Directions for this task | Each record that follows should be repeated exactly, minus any images.

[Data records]
+===+
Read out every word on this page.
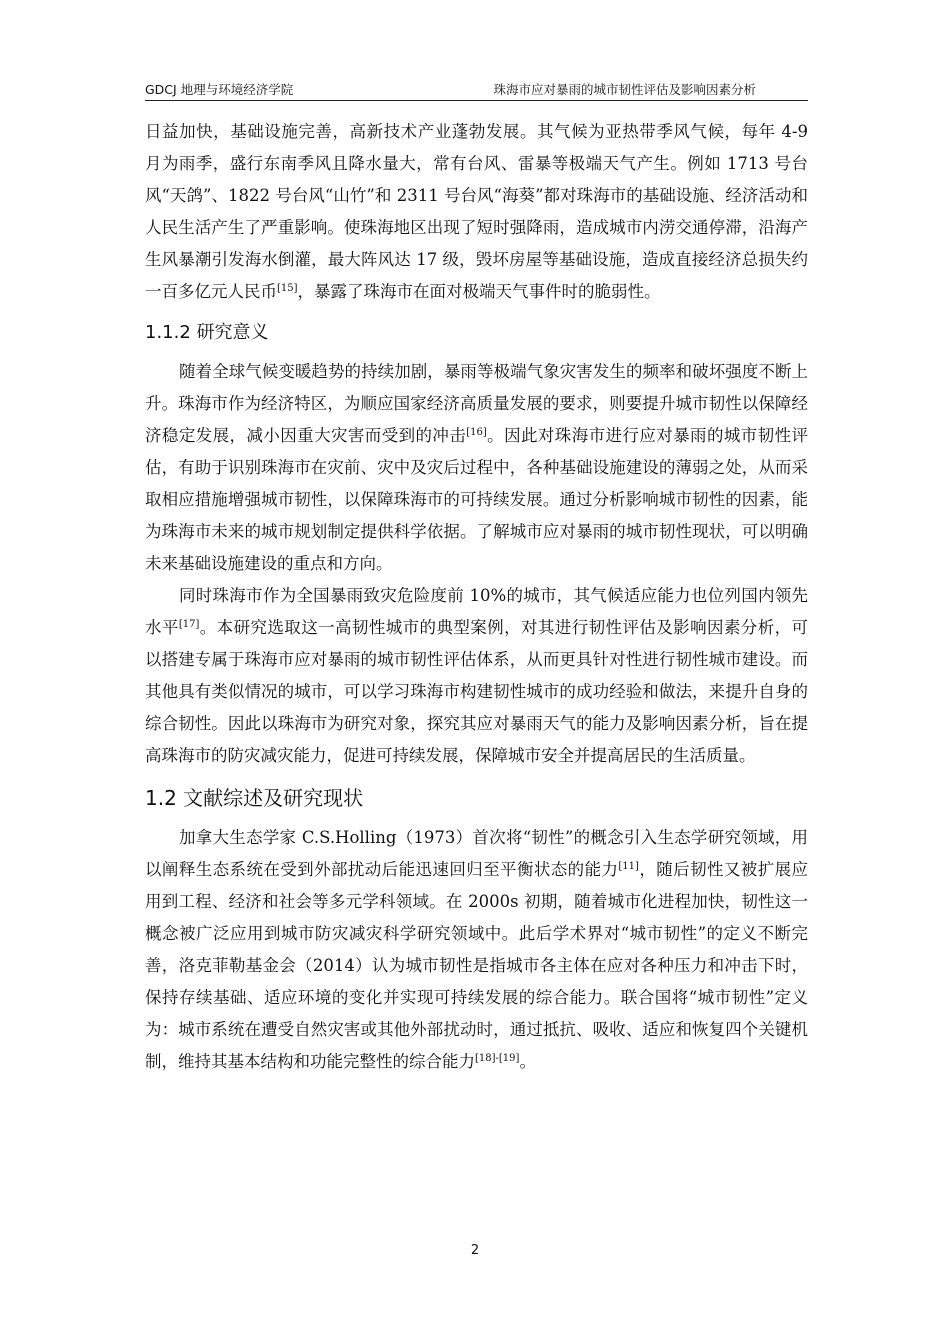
GDCJ 地理与环境经济学院	珠海市应对暴雨的城市韧性评估及影响因素分析

日益加快，基础设施完善，高新技术产业蓬勃发展。其气候为亚热带季风气候，每年 4-9 月为雨季，盛行东南季风且降水量大，常有台风、雷暴等极端天气产生。例如 1713 号台风“天鸽”、1822 号台风“山竹”和 2311 号台风“海葵”都对珠海市的基础设施、经济活动和人民生活产生了严重影响。使珠海地区出现了短时强降雨，造成城市内涝交通停滞，沿海产生风暴潮引发海水倒灌，最大阵风达 17 级，毁坏房屋等基础设施，造成直接经济总损失约一百多亿元人民币[15]，暴露了珠海市在面对极端天气事件时的脆弱性。

1.1.2 研究意义

随着全球气候变暖趋势的持续加剧，暴雨等极端气象灾害发生的频率和破坏强度不断上升。珠海市作为经济特区，为顺应国家经济高质量发展的要求，则要提升城市韧性以保障经济稳定发展，减小因重大灾害而受到的冲击[16]。因此对珠海市进行应对暴雨的城市韧性评估，有助于识别珠海市在灾前、灾中及灾后过程中，各种基础设施建设的薄弱之处，从而采取相应措施增强城市韧性，以保障珠海市的可持续发展。通过分析影响城市韧性的因素，能为珠海市未来的城市规划制定提供科学依据。了解城市应对暴雨的城市韧性现状，可以明确未来基础设施建设的重点和方向。

同时珠海市作为全国暴雨致灾危险度前 10%的城市，其气候适应能力也位列国内领先水平[17]。本研究选取这一高韧性城市的典型案例，对其进行韧性评估及影响因素分析，可以搭建专属于珠海市应对暴雨的城市韧性评估体系，从而更具针对性进行韧性城市建设。而其他具有类似情况的城市，可以学习珠海市构建韧性城市的成功经验和做法，来提升自身的综合韧性。因此以珠海市为研究对象，探究其应对暴雨天气的能力及影响因素分析，旨在提高珠海市的防灾减灾能力，促进可持续发展，保障城市安全并提高居民的生活质量。

1.2 文献综述及研究现状

加拿大生态学家 C.S.Holling（1973）首次将“韧性”的概念引入生态学研究领域，用以阐释生态系统在受到外部扰动后能迅速回归至平衡状态的能力[11]，随后韧性又被扩展应用到工程、经济和社会等多元学科领域。在 2000s 初期，随着城市化进程加快，韧性这一概念被广泛应用到城市防灾减灾科学研究领域中。此后学术界对“城市韧性”的定义不断完善，洛克菲勒基金会（2014）认为城市韧性是指城市各主体在应对各种压力和冲击下时，保持存续基础、适应环境的变化并实现可持续发展的综合能力。联合国将“城市韧性”定义为：城市系统在遭受自然灾害或其他外部扰动时，通过抵抗、吸收、适应和恢复四个关键机制，维持其基本结构和功能完整性的综合能力[18]-[19]。

2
+===+
Exercise output |
Read out every word on this page.
GDCJ 地理与环境经济学院	珠海市应对暴雨的城市韧性评估及影响因素分析

日益加快，基础设施完善，高新技术产业蓬勃发展。其气候为亚热带季风气候，每年 4-9 月为雨季，盛行东南季风且降水量大，常有台风、雷暴等极端天气产生。例如 1713 号台风“天鸽”、1822 号台风“山竹”和 2311 号台风“海葵”都对珠海市的基础设施、经济活动和人民生活产生了严重影响。使珠海地区出现了短时强降雨，造成城市内涝交通停滞，沿海产生风暴潮引发海水倒灌，最大阵风达 17 级，毁坏房屋等基础设施，造成直接经济总损失约一百多亿元人民币[15]，暴露了珠海市在面对极端天气事件时的脆弱性。

1.1.2 研究意义

随着全球气候变暖趋势的持续加剧，暴雨等极端气象灾害发生的频率和破坏强度不断上升。珠海市作为经济特区，为顺应国家经济高质量发展的要求，则要提升城市韧性以保障经济稳定发展，减小因重大灾害而受到的冲击[16]。因此对珠海市进行应对暴雨的城市韧性评估，有助于识别珠海市在灾前、灾中及灾后过程中，各种基础设施建设的薄弱之处，从而采取相应措施增强城市韧性，以保障珠海市的可持续发展。通过分析影响城市韧性的因素，能为珠海市未来的城市规划制定提供科学依据。了解城市应对暴雨的城市韧性现状，可以明确未来基础设施建设的重点和方向。

同时珠海市作为全国暴雨致灾危险度前 10%的城市，其气候适应能力也位列国内领先水平[17]。本研究选取这一高韧性城市的典型案例，对其进行韧性评估及影响因素分析，可以搭建专属于珠海市应对暴雨的城市韧性评估体系，从而更具针对性进行韧性城市建设。而其他具有类似情况的城市，可以学习珠海市构建韧性城市的成功经验和做法，来提升自身的综合韧性。因此以珠海市为研究对象，探究其应对暴雨天气的能力及影响因素分析，旨在提高珠海市的防灾减灾能力，促进可持续发展，保障城市安全并提高居民的生活质量。

1.2 文献综述及研究现状

加拿大生态学家 C.S.Holling（1973）首次将“韧性”的概念引入生态学研究领域，用以阐释生态系统在受到外部扰动后能迅速回归至平衡状态的能力[11]，随后韧性又被扩展应用到工程、经济和社会等多元学科领域。在 2000s 初期，随着城市化进程加快，韧性这一概念被广泛应用到城市防灾减灾科学研究领域中。此后学术界对“城市韧性”的定义不断完善，洛克菲勒基金会（2014）认为城市韧性是指城市各主体在应对各种压力和冲击下时，保持存续基础、适应环境的变化并实现可持续发展的综合能力。联合国将“城市韧性”定义为：城市系统在遭受自然灾害或其他外部扰动时，通过抵抗、吸收、适应和恢复四个关键机制，维持其基本结构和功能完整性的综合能力[18]-[19]。

2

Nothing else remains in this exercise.